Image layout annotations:

>> BEGIN

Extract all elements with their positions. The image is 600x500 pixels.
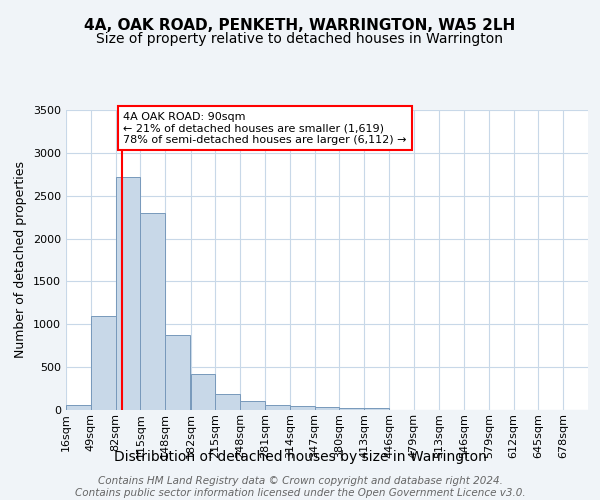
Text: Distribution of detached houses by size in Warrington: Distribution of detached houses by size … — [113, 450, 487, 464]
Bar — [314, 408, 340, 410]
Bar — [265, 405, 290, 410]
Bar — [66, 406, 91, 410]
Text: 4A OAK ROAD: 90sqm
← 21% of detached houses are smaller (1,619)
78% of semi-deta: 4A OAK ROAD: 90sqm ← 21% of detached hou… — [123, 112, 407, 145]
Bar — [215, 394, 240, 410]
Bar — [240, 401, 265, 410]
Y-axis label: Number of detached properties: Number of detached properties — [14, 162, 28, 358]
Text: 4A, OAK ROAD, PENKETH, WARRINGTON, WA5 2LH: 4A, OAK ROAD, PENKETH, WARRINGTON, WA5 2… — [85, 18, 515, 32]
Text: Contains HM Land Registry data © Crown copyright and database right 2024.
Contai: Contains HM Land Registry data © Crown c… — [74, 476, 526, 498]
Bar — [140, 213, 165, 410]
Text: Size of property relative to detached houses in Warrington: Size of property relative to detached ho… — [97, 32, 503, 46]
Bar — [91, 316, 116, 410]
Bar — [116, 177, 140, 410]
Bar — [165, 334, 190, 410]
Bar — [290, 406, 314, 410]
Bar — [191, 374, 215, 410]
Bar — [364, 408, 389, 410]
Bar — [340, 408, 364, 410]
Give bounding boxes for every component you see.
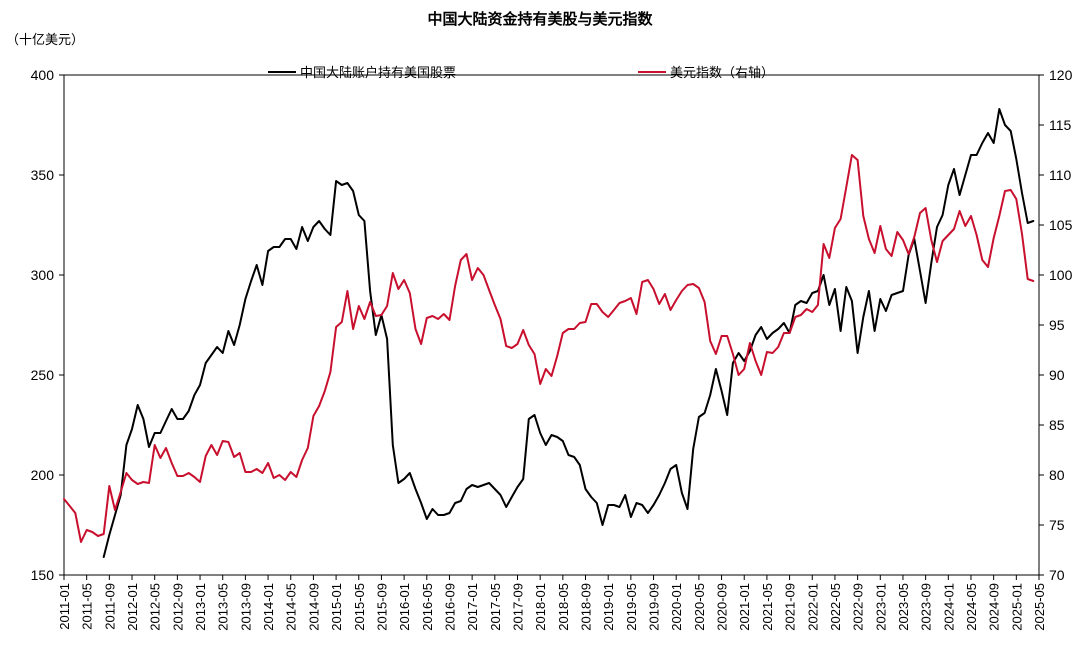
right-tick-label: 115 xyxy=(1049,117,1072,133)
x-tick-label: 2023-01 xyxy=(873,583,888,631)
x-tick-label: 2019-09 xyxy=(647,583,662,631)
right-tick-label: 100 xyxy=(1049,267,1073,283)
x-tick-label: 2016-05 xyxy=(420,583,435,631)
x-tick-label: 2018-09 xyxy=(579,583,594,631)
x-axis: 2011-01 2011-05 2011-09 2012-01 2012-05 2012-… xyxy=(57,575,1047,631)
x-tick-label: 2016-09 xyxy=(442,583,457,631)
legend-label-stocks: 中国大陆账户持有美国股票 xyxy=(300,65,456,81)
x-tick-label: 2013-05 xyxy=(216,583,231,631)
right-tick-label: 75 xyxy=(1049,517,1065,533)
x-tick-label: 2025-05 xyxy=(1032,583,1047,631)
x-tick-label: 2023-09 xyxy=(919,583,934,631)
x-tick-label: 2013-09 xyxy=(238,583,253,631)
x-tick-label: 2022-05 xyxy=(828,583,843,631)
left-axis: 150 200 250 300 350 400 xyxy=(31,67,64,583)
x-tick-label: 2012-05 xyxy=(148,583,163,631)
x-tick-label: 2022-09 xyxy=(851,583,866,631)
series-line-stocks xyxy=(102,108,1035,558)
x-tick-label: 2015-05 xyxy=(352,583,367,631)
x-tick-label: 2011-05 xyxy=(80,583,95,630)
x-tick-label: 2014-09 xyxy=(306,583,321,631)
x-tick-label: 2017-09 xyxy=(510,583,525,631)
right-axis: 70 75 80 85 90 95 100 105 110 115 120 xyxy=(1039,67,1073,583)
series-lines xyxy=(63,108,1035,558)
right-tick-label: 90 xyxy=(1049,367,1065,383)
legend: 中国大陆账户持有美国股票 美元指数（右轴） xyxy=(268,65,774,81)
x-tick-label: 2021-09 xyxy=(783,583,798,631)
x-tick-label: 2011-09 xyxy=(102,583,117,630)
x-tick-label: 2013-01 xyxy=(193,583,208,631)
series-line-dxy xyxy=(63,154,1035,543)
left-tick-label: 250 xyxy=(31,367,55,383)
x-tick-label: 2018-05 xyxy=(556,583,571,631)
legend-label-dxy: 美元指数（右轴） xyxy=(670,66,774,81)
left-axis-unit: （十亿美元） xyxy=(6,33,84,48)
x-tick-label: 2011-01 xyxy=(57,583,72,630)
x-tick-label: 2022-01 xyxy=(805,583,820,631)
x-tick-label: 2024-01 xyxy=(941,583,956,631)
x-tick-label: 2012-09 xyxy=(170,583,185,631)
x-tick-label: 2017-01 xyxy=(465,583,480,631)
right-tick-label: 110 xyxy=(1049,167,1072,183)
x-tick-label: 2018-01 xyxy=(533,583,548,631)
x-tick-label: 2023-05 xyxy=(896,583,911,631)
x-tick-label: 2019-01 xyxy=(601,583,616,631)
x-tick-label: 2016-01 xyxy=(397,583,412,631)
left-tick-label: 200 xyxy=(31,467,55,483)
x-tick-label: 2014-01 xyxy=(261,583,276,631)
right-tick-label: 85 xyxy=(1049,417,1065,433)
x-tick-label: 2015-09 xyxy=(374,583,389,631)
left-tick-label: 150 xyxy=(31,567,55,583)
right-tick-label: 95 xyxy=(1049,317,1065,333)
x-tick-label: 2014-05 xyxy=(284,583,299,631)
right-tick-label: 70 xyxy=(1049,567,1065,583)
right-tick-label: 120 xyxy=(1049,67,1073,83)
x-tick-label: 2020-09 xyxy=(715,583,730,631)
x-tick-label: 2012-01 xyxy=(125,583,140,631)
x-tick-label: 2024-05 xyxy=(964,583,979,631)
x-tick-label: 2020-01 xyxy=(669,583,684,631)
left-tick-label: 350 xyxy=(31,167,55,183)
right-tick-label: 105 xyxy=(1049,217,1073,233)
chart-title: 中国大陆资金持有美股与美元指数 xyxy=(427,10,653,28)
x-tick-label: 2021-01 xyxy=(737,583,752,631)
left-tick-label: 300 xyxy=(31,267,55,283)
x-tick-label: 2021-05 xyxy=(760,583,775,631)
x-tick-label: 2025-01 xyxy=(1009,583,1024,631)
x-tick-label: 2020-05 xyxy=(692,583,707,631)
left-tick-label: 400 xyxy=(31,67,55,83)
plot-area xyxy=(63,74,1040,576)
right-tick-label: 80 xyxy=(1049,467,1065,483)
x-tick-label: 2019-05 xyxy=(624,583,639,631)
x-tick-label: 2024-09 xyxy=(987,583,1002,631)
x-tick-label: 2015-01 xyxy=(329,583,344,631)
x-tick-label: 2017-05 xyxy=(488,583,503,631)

>> END
>> BEGIN

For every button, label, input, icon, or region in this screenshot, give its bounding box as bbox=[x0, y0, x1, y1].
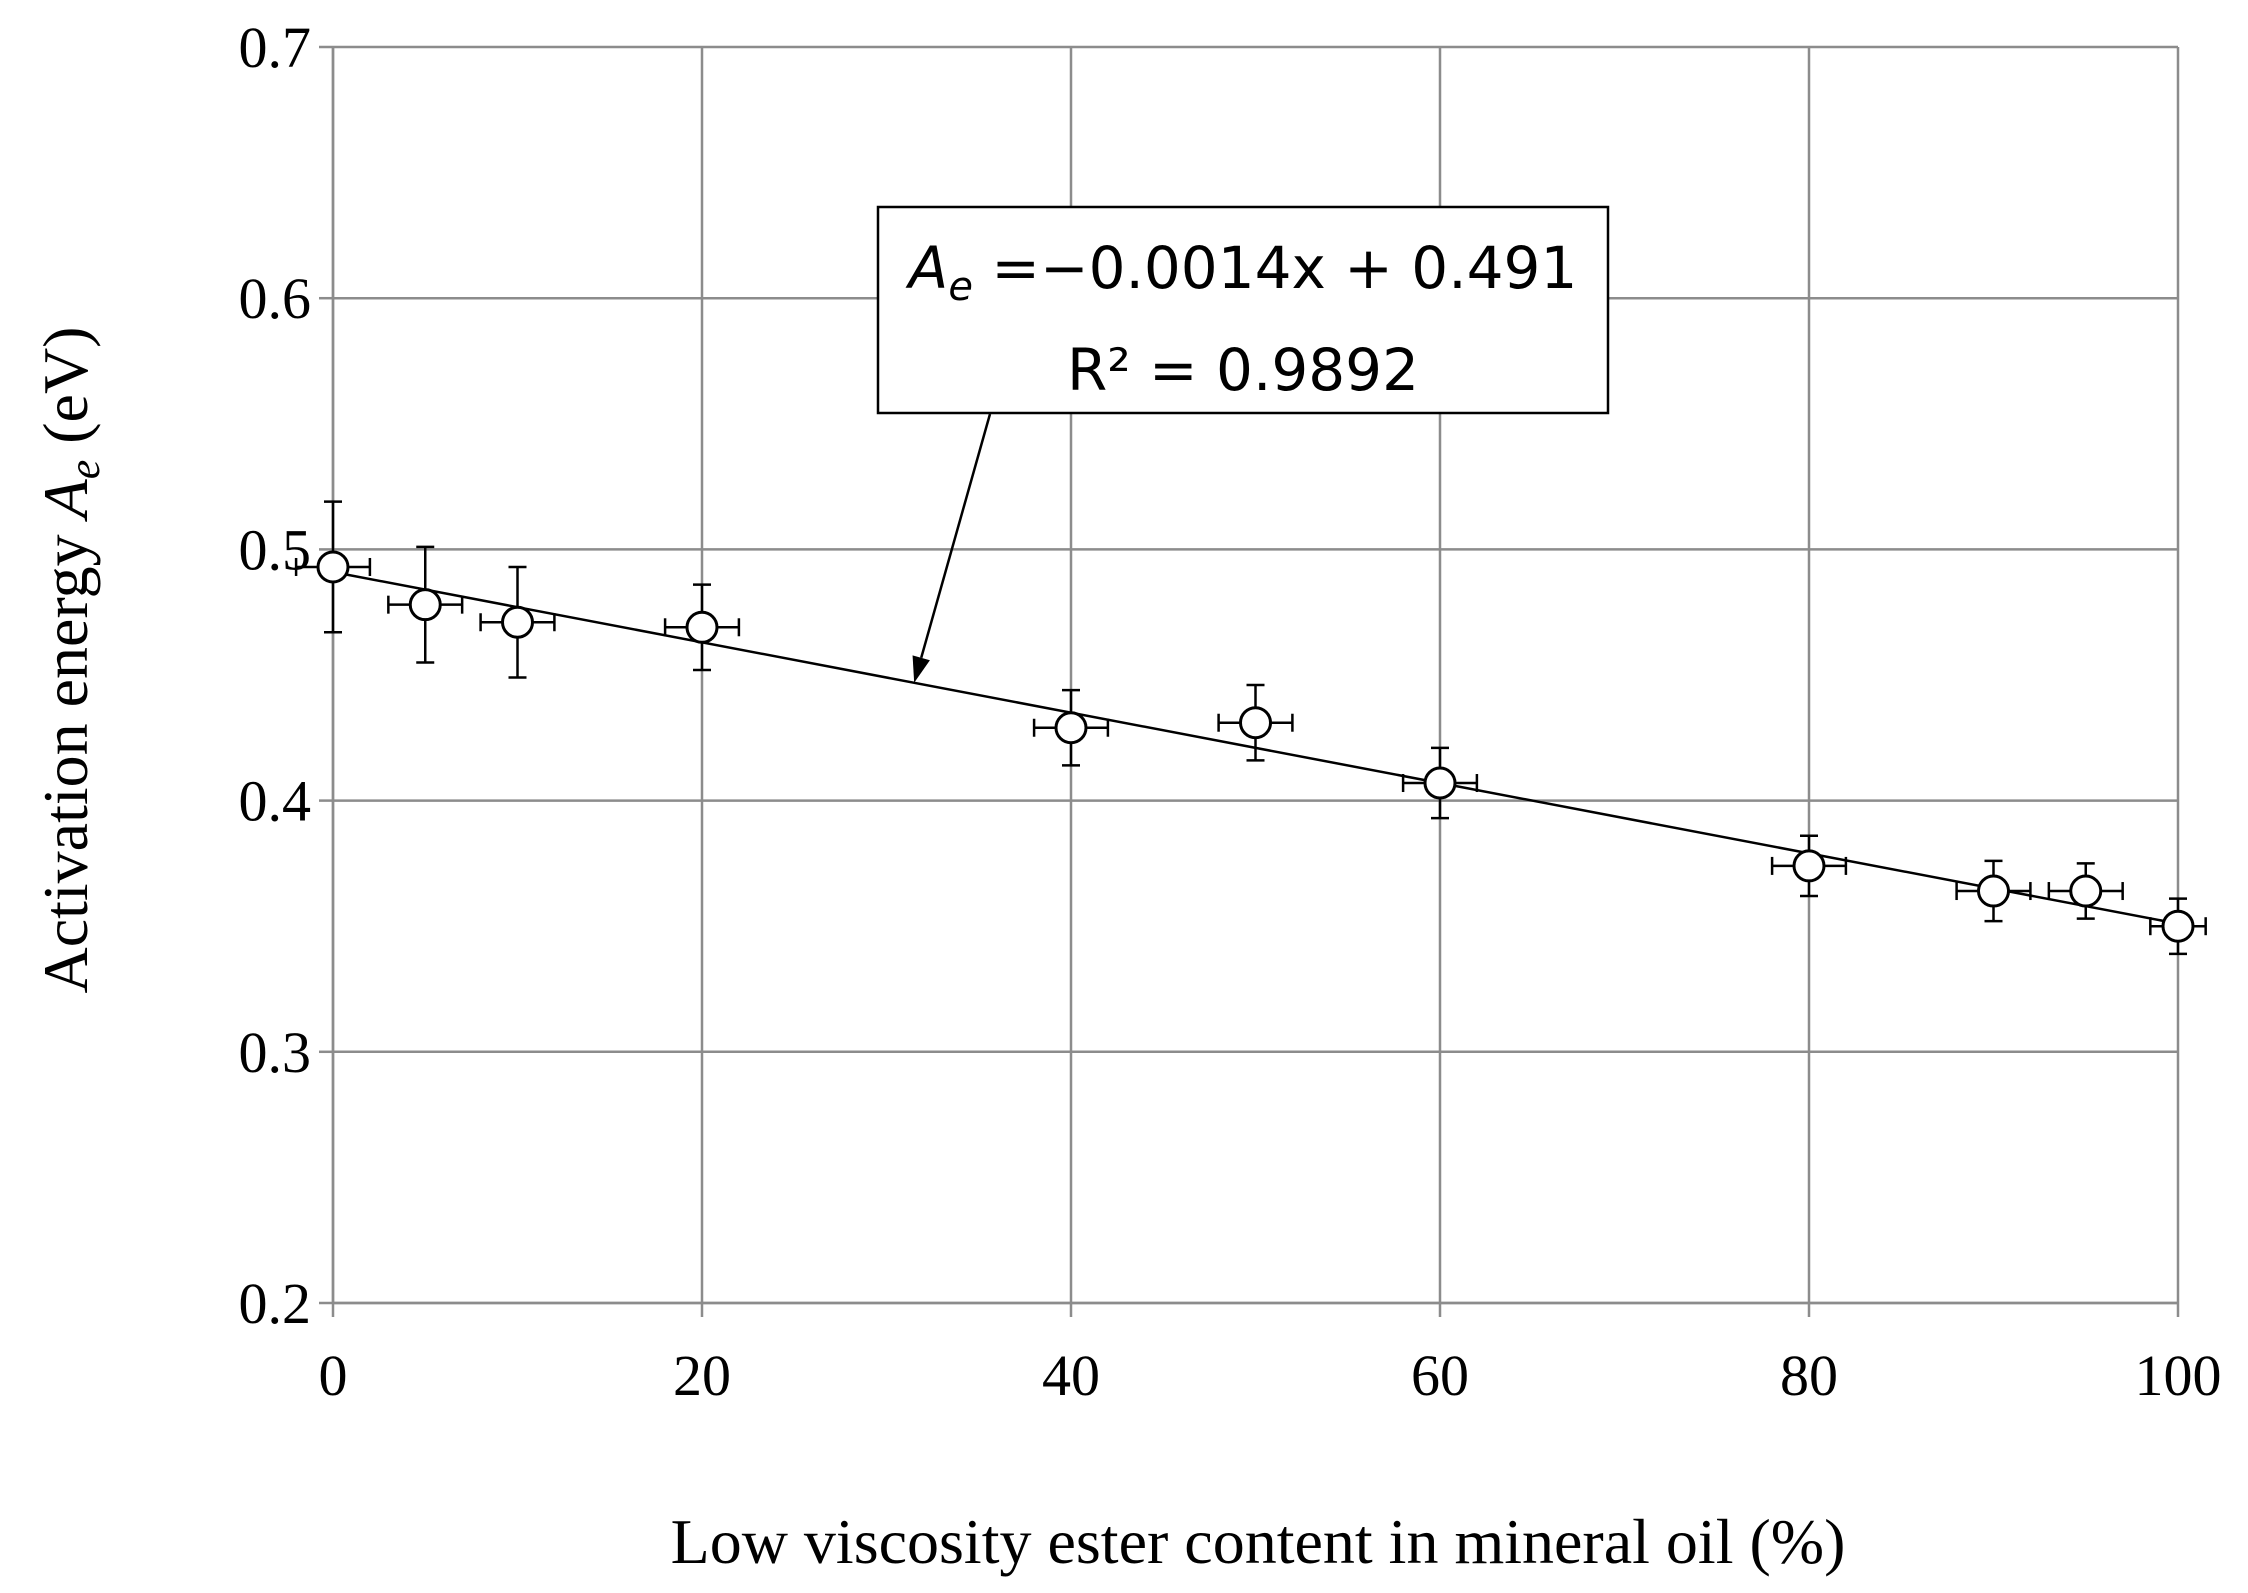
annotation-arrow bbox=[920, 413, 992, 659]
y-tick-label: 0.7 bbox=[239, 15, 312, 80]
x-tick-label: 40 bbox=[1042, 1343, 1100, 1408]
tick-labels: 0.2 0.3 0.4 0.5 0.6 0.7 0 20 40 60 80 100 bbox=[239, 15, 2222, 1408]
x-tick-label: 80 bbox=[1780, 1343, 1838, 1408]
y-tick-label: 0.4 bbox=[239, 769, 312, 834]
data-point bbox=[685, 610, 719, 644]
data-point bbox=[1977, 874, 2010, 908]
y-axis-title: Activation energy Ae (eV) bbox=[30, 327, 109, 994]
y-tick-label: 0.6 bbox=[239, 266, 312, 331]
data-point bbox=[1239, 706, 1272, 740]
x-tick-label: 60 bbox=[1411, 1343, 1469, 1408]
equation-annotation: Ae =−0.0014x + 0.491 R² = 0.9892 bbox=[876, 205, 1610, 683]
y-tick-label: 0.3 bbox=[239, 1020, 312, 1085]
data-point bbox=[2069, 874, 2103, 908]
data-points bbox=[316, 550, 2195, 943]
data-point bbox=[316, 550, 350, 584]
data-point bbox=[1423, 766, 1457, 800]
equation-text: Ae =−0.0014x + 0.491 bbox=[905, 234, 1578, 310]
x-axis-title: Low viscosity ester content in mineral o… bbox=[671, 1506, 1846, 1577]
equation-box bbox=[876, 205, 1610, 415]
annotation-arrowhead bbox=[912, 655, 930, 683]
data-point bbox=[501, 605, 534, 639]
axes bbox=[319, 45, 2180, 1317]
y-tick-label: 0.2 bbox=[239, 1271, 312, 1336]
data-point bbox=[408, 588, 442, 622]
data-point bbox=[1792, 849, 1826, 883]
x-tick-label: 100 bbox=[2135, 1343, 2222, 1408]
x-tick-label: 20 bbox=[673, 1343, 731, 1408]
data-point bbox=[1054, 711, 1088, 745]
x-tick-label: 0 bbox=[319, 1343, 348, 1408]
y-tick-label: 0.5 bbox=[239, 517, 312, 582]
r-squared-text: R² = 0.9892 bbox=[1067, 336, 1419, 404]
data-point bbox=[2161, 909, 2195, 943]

>> END

### TASK INSTRUCTIONS:
Could you give the data lines again with "y-tick-label" swapped for "y-axis-label" and nothing else changed, beginning at the line that has "annotation-arrow bbox=[920, 413, 992, 659]" and stopping after the line that has "data-point bbox=[1792, 849, 1826, 883]"?

### FINISHED ANSWER:
annotation-arrow bbox=[920, 413, 992, 659]
y-axis-label: 0.7 bbox=[239, 15, 312, 80]
x-tick-label: 40 bbox=[1042, 1343, 1100, 1408]
tick-labels: 0.2 0.3 0.4 0.5 0.6 0.7 0 20 40 60 80 100 bbox=[239, 15, 2222, 1408]
x-tick-label: 80 bbox=[1780, 1343, 1838, 1408]
y-axis-label: 0.4 bbox=[239, 769, 312, 834]
data-point bbox=[685, 610, 719, 644]
data-point bbox=[1977, 874, 2010, 908]
y-axis-title: Activation energy Ae (eV) bbox=[30, 327, 109, 994]
y-axis-label: 0.6 bbox=[239, 266, 312, 331]
data-point bbox=[1239, 706, 1272, 740]
x-tick-label: 60 bbox=[1411, 1343, 1469, 1408]
equation-annotation: Ae =−0.0014x + 0.491 R² = 0.9892 bbox=[876, 205, 1610, 683]
y-axis-label: 0.3 bbox=[239, 1020, 312, 1085]
data-point bbox=[2069, 874, 2103, 908]
data-points bbox=[316, 550, 2195, 943]
data-point bbox=[316, 550, 350, 584]
data-point bbox=[1423, 766, 1457, 800]
equation-text: Ae =−0.0014x + 0.491 bbox=[905, 234, 1578, 310]
x-axis-title: Low viscosity ester content in mineral o… bbox=[671, 1506, 1846, 1577]
equation-box bbox=[876, 205, 1610, 415]
annotation-arrowhead bbox=[912, 655, 930, 683]
data-point bbox=[501, 605, 534, 639]
axes bbox=[319, 45, 2180, 1317]
y-axis-label: 0.2 bbox=[239, 1271, 312, 1336]
data-point bbox=[408, 588, 442, 622]
data-point bbox=[1792, 849, 1826, 883]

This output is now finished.